• _Given exercise_: Each entry below is to be written out exactly, and the pictures are to be left out.

• _Extracted data_:
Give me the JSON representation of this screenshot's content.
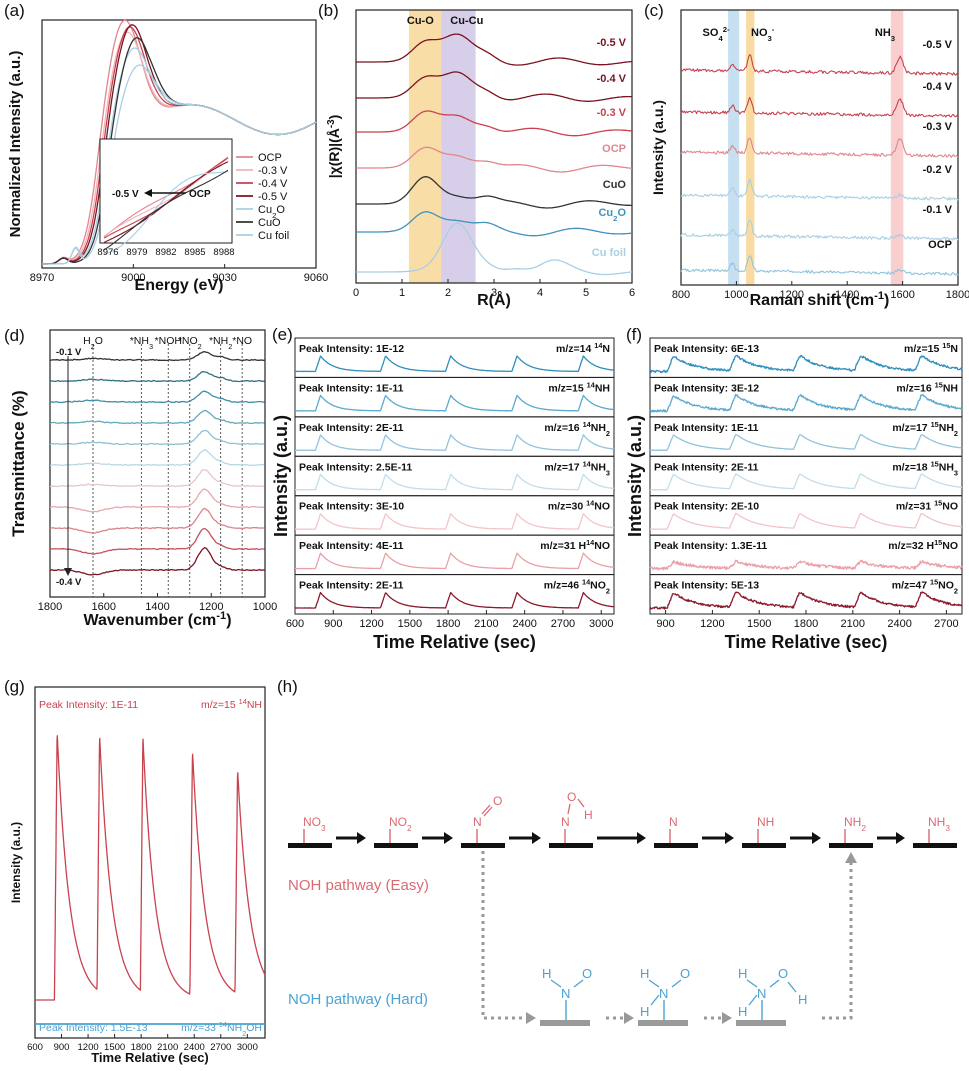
{
  "colors": {
    "dark_red": "#7a1322",
    "red": "#c8424e",
    "pink": "#e08690",
    "light_pink": "#f0b4b9",
    "black": "#333333",
    "blue": "#3e92bd",
    "light_blue": "#a9cfe3",
    "ms_blue": "#2e8fbd",
    "ms_blue2": "#5aa9ce",
    "ms_blue3": "#93c4dc",
    "ms_blue4": "#c3dde9",
    "ms_pink4": "#f3c5c9",
    "ms_pink3": "#eaa0a6",
    "ms_red2": "#cf5862",
    "ms_dark": "#8b1a2b",
    "orange_band": "#f7d28a",
    "purple_band": "#cdc3e3",
    "blue_band": "#b8d8ee",
    "pink_band": "#f7c2c2",
    "text_red": "#d96a73",
    "text_blue": "#4aa3d2",
    "arrow_grey": "#999999"
  },
  "chart_data": [
    {
      "id": "a",
      "panel_label": "(a)",
      "type": "line",
      "xlabel": "Energy (eV)",
      "ylabel": "Normalized Intensity (a.u.)",
      "xlim": [
        8970,
        9060
      ],
      "x_ticks": [
        "8970",
        "9000",
        "9030",
        "9060"
      ],
      "legend": [
        "OCP",
        "-0.3 V",
        "-0.4 V",
        "-0.5 V",
        "Cu2O",
        "CuO",
        "Cu foil"
      ],
      "inset": {
        "x_ticks": [
          "8976",
          "8979",
          "8982",
          "8985",
          "8988"
        ],
        "arrow_from": "OCP",
        "arrow_to": "-0.5 V"
      }
    },
    {
      "id": "b",
      "panel_label": "(b)",
      "type": "line",
      "xlabel": "R(Å)",
      "ylabel": "|χ(R)|(Å-3)",
      "xlim": [
        0,
        6
      ],
      "x_ticks": [
        "0",
        "1",
        "2",
        "3",
        "4",
        "5",
        "6"
      ],
      "bands": [
        "Cu-O",
        "Cu-Cu"
      ],
      "series": [
        {
          "name": "-0.5 V"
        },
        {
          "name": "-0.4 V"
        },
        {
          "name": "-0.3 V"
        },
        {
          "name": "OCP"
        },
        {
          "name": "CuO"
        },
        {
          "name": "Cu2O"
        },
        {
          "name": "Cu foil"
        }
      ]
    },
    {
      "id": "c",
      "panel_label": "(c)",
      "type": "line",
      "xlabel": "Raman shift (cm-1)",
      "ylabel": "Intensity (a.u.)",
      "xlim": [
        800,
        1800
      ],
      "x_ticks": [
        "800",
        "1000",
        "1200",
        "1400",
        "1600",
        "1800"
      ],
      "bands": [
        {
          "label": "SO4 2-",
          "center": 990
        },
        {
          "label": "NO3-",
          "center": 1050
        },
        {
          "label": "NH3",
          "center": 1580
        }
      ],
      "series": [
        {
          "name": "-0.5 V"
        },
        {
          "name": "-0.4 V"
        },
        {
          "name": "-0.3 V"
        },
        {
          "name": "-0.2 V"
        },
        {
          "name": "-0.1 V"
        },
        {
          "name": "OCP"
        }
      ]
    },
    {
      "id": "d",
      "panel_label": "(d)",
      "type": "line",
      "xlabel": "Wavenumber (cm-1)",
      "ylabel": "Transmittance (%)",
      "xlim": [
        1800,
        1000
      ],
      "x_ticks": [
        "1800",
        "1600",
        "1400",
        "1200",
        "1000"
      ],
      "markers": [
        "H2O",
        "*NH3",
        "*NOH",
        "*NO2",
        "*NH2",
        "*NO"
      ],
      "potential_top": "-0.1 V",
      "potential_bottom": "-0.4 V"
    },
    {
      "id": "e",
      "panel_label": "(e)",
      "type": "line",
      "xlabel": "Time Relative (sec)",
      "ylabel": "Intensity (a.u.)",
      "xlim": [
        600,
        3100
      ],
      "x_ticks": [
        "600",
        "900",
        "1200",
        "1500",
        "1800",
        "2100",
        "2400",
        "2700",
        "3000"
      ],
      "peak_times": [
        800,
        1310,
        1820,
        2340,
        2860
      ],
      "rows": [
        {
          "peak": "Peak Intensity: 1E-12",
          "mz": "m/z=14 14N"
        },
        {
          "peak": "Peak Intensity: 1E-11",
          "mz": "m/z=15 14NH"
        },
        {
          "peak": "Peak Intensity: 2E-11",
          "mz": "m/z=16 14NH2"
        },
        {
          "peak": "Peak Intensity: 2.5E-11",
          "mz": "m/z=17 14NH3"
        },
        {
          "peak": "Peak Intensity: 3E-10",
          "mz": "m/z=30 14NO"
        },
        {
          "peak": "Peak Intensity: 4E-11",
          "mz": "m/z=31 H14NO"
        },
        {
          "peak": "Peak Intensity: 2E-11",
          "mz": "m/z=46 14NO2"
        }
      ]
    },
    {
      "id": "f",
      "panel_label": "(f)",
      "type": "line",
      "xlabel": "Time Relative (sec)",
      "ylabel": "Intensity (a.u.)",
      "xlim": [
        800,
        2800
      ],
      "x_ticks": [
        "900",
        "1200",
        "1500",
        "1800",
        "2100",
        "2400",
        "2700"
      ],
      "peak_times": [
        950,
        1350,
        1760,
        2150,
        2540
      ],
      "rows": [
        {
          "peak": "Peak Intensity: 6E-13",
          "mz": "m/z=15 15N"
        },
        {
          "peak": "Peak Intensity: 3E-12",
          "mz": "m/z=16 15NH"
        },
        {
          "peak": "Peak Intensity: 1E-11",
          "mz": "m/z=17 15NH2"
        },
        {
          "peak": "Peak Intensity: 2E-11",
          "mz": "m/z=18 15NH3"
        },
        {
          "peak": "Peak Intensity: 2E-10",
          "mz": "m/z=31 15NO"
        },
        {
          "peak": "Peak Intensity: 1.3E-11",
          "mz": "m/z=32 H15NO"
        },
        {
          "peak": "Peak Intensity: 5E-13",
          "mz": "m/z=47 15NO2"
        }
      ]
    },
    {
      "id": "g",
      "panel_label": "(g)",
      "type": "line",
      "xlabel": "Time Relative (sec)",
      "ylabel": "Intensity (a.u.)",
      "xlim": [
        600,
        3200
      ],
      "x_ticks": [
        "600",
        "900",
        "1200",
        "1500",
        "1800",
        "2100",
        "2400",
        "2700",
        "3000"
      ],
      "peak_times": [
        850,
        1330,
        1820,
        2380,
        2890
      ],
      "series": [
        {
          "peak": "Peak Intensity: 1E-11",
          "mz": "m/z=15 14NH"
        },
        {
          "peak": "Peak Intensity: 1.5E-13",
          "mz": "m/z=33 14NH2OH"
        }
      ]
    }
  ],
  "scheme": {
    "panel_label": "(h)",
    "top_steps": [
      "NO3",
      "NO2",
      "N=O",
      "N-O-H",
      "N",
      "NH",
      "NH2",
      "NH3"
    ],
    "easy_label": "NOH pathway (Easy)",
    "hard_label": "NOH pathway (Hard)",
    "hard_steps": [
      "H2N-O",
      "H2N-O (H)",
      "H2N-O-H"
    ]
  }
}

• _Result of this task_:
Give me the JSON representation of this screenshot's content.
{
  "colors": {
    "dark_red": "#7a1322",
    "red": "#c8424e",
    "pink": "#e08690",
    "light_pink": "#f0b4b9",
    "black": "#333333",
    "blue": "#3e92bd",
    "light_blue": "#a9cfe3",
    "ms_blue": "#2e8fbd",
    "ms_blue2": "#5aa9ce",
    "ms_blue3": "#93c4dc",
    "ms_blue4": "#c3dde9",
    "ms_pink4": "#f3c5c9",
    "ms_pink3": "#eaa0a6",
    "ms_red2": "#cf5862",
    "ms_dark": "#8b1a2b",
    "orange_band": "#f7d28a",
    "purple_band": "#cdc3e3",
    "blue_band": "#b8d8ee",
    "pink_band": "#f7c2c2",
    "text_red": "#d96a73",
    "text_blue": "#4aa3d2",
    "arrow_grey": "#999999"
  },
  "chart_data": [
    {
      "id": "a",
      "panel_label": "(a)",
      "type": "line",
      "xlabel": "Energy (eV)",
      "ylabel": "Normalized Intensity (a.u.)",
      "xlim": [
        8970,
        9060
      ],
      "x_ticks": [
        "8970",
        "9000",
        "9030",
        "9060"
      ],
      "legend": [
        "OCP",
        "-0.3 V",
        "-0.4 V",
        "-0.5 V",
        "Cu2O",
        "CuO",
        "Cu foil"
      ],
      "inset": {
        "x_ticks": [
          "8976",
          "8979",
          "8982",
          "8985",
          "8988"
        ],
        "arrow_from": "OCP",
        "arrow_to": "-0.5 V"
      }
    },
    {
      "id": "b",
      "panel_label": "(b)",
      "type": "line",
      "xlabel": "R(Å)",
      "ylabel": "|χ(R)|(Å-3)",
      "xlim": [
        0,
        6
      ],
      "x_ticks": [
        "0",
        "1",
        "2",
        "3",
        "4",
        "5",
        "6"
      ],
      "bands": [
        "Cu-O",
        "Cu-Cu"
      ],
      "series": [
        {
          "name": "-0.5 V"
        },
        {
          "name": "-0.4 V"
        },
        {
          "name": "-0.3 V"
        },
        {
          "name": "OCP"
        },
        {
          "name": "CuO"
        },
        {
          "name": "Cu2O"
        },
        {
          "name": "Cu foil"
        }
      ]
    },
    {
      "id": "c",
      "panel_label": "(c)",
      "type": "line",
      "xlabel": "Raman shift (cm-1)",
      "ylabel": "Intensity (a.u.)",
      "xlim": [
        800,
        1800
      ],
      "x_ticks": [
        "800",
        "1000",
        "1200",
        "1400",
        "1600",
        "1800"
      ],
      "bands": [
        {
          "label": "SO4 2-",
          "center": 990
        },
        {
          "label": "NO3-",
          "center": 1050
        },
        {
          "label": "NH3",
          "center": 1580
        }
      ],
      "series": [
        {
          "name": "-0.5 V"
        },
        {
          "name": "-0.4 V"
        },
        {
          "name": "-0.3 V"
        },
        {
          "name": "-0.2 V"
        },
        {
          "name": "-0.1 V"
        },
        {
          "name": "OCP"
        }
      ]
    },
    {
      "id": "d",
      "panel_label": "(d)",
      "type": "line",
      "xlabel": "Wavenumber (cm-1)",
      "ylabel": "Transmittance (%)",
      "xlim": [
        1800,
        1000
      ],
      "x_ticks": [
        "1800",
        "1600",
        "1400",
        "1200",
        "1000"
      ],
      "markers": [
        "H2O",
        "*NH3",
        "*NOH",
        "*NO2",
        "*NH2",
        "*NO"
      ],
      "potential_top": "-0.1 V",
      "potential_bottom": "-0.4 V"
    },
    {
      "id": "e",
      "panel_label": "(e)",
      "type": "line",
      "xlabel": "Time Relative (sec)",
      "ylabel": "Intensity (a.u.)",
      "xlim": [
        600,
        3100
      ],
      "x_ticks": [
        "600",
        "900",
        "1200",
        "1500",
        "1800",
        "2100",
        "2400",
        "2700",
        "3000"
      ],
      "peak_times": [
        800,
        1310,
        1820,
        2340,
        2860
      ],
      "rows": [
        {
          "peak": "Peak Intensity: 1E-12",
          "mz": "m/z=14 14N"
        },
        {
          "peak": "Peak Intensity: 1E-11",
          "mz": "m/z=15 14NH"
        },
        {
          "peak": "Peak Intensity: 2E-11",
          "mz": "m/z=16 14NH2"
        },
        {
          "peak": "Peak Intensity: 2.5E-11",
          "mz": "m/z=17 14NH3"
        },
        {
          "peak": "Peak Intensity: 3E-10",
          "mz": "m/z=30 14NO"
        },
        {
          "peak": "Peak Intensity: 4E-11",
          "mz": "m/z=31 H14NO"
        },
        {
          "peak": "Peak Intensity: 2E-11",
          "mz": "m/z=46 14NO2"
        }
      ]
    },
    {
      "id": "f",
      "panel_label": "(f)",
      "type": "line",
      "xlabel": "Time Relative (sec)",
      "ylabel": "Intensity (a.u.)",
      "xlim": [
        800,
        2800
      ],
      "x_ticks": [
        "900",
        "1200",
        "1500",
        "1800",
        "2100",
        "2400",
        "2700"
      ],
      "peak_times": [
        950,
        1350,
        1760,
        2150,
        2540
      ],
      "rows": [
        {
          "peak": "Peak Intensity: 6E-13",
          "mz": "m/z=15 15N"
        },
        {
          "peak": "Peak Intensity: 3E-12",
          "mz": "m/z=16 15NH"
        },
        {
          "peak": "Peak Intensity: 1E-11",
          "mz": "m/z=17 15NH2"
        },
        {
          "peak": "Peak Intensity: 2E-11",
          "mz": "m/z=18 15NH3"
        },
        {
          "peak": "Peak Intensity: 2E-10",
          "mz": "m/z=31 15NO"
        },
        {
          "peak": "Peak Intensity: 1.3E-11",
          "mz": "m/z=32 H15NO"
        },
        {
          "peak": "Peak Intensity: 5E-13",
          "mz": "m/z=47 15NO2"
        }
      ]
    },
    {
      "id": "g",
      "panel_label": "(g)",
      "type": "line",
      "xlabel": "Time Relative (sec)",
      "ylabel": "Intensity (a.u.)",
      "xlim": [
        600,
        3200
      ],
      "x_ticks": [
        "600",
        "900",
        "1200",
        "1500",
        "1800",
        "2100",
        "2400",
        "2700",
        "3000"
      ],
      "peak_times": [
        850,
        1330,
        1820,
        2380,
        2890
      ],
      "series": [
        {
          "peak": "Peak Intensity: 1E-11",
          "mz": "m/z=15 14NH"
        },
        {
          "peak": "Peak Intensity: 1.5E-13",
          "mz": "m/z=33 14NH2OH"
        }
      ]
    }
  ],
  "scheme": {
    "panel_label": "(h)",
    "top_steps": [
      "NO3",
      "NO2",
      "N=O",
      "N-O-H",
      "N",
      "NH",
      "NH2",
      "NH3"
    ],
    "easy_label": "NOH pathway (Easy)",
    "hard_label": "NOH pathway (Hard)",
    "hard_steps": [
      "H2N-O",
      "H2N-O (H)",
      "H2N-O-H"
    ]
  }
}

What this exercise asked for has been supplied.